START DATA EXTRACTS

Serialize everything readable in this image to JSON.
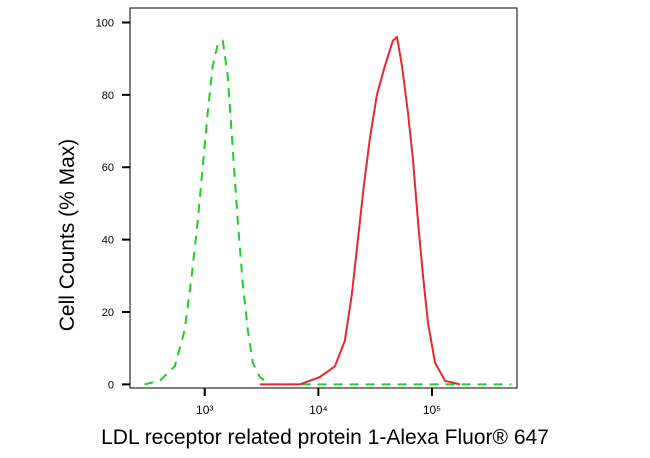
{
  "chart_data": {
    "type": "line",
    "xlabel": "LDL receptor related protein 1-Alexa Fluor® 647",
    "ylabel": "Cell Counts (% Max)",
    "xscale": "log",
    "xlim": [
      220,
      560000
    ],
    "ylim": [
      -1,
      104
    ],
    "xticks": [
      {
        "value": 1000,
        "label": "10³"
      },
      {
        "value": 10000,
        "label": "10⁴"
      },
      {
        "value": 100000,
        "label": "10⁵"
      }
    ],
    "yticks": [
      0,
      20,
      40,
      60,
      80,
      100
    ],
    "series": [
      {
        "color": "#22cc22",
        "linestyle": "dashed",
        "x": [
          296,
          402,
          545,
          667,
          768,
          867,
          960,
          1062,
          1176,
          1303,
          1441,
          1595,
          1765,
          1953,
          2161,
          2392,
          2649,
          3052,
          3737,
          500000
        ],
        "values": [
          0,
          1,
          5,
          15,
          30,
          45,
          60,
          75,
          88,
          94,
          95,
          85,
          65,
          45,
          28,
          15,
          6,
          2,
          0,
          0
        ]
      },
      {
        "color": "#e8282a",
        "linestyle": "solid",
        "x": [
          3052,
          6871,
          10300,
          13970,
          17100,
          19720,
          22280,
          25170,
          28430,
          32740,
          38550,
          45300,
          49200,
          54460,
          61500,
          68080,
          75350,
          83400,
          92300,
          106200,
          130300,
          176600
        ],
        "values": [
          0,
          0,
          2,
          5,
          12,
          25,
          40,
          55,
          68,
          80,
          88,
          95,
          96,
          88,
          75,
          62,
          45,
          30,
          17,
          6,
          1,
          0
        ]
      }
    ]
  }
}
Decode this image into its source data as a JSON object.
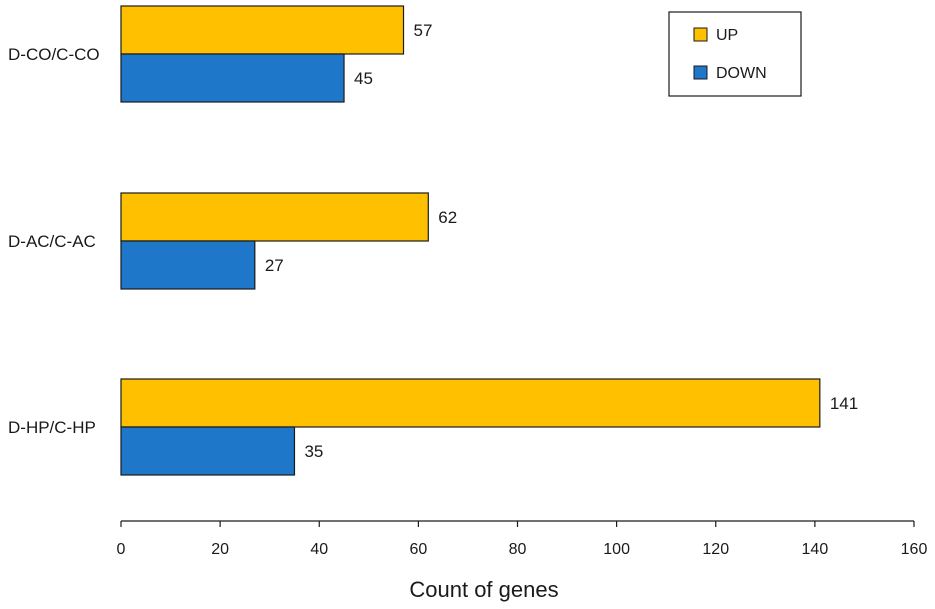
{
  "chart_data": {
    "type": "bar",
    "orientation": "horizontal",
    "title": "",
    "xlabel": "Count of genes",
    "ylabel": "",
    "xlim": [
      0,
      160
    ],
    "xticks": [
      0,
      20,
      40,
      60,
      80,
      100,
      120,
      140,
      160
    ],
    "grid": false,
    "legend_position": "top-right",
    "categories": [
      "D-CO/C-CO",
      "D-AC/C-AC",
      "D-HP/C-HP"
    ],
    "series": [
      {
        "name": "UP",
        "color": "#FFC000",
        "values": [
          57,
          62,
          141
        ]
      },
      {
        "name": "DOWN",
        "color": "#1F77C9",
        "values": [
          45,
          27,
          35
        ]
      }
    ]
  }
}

END DATA EXTRACTS

» YOUR ASSIGNMENT
Show all lines from the listing above in which "this" appears.

» WRITTEN RESPONSE
Serialize everything readable in this image to JSON.
Decode this image into its source data as a JSON object.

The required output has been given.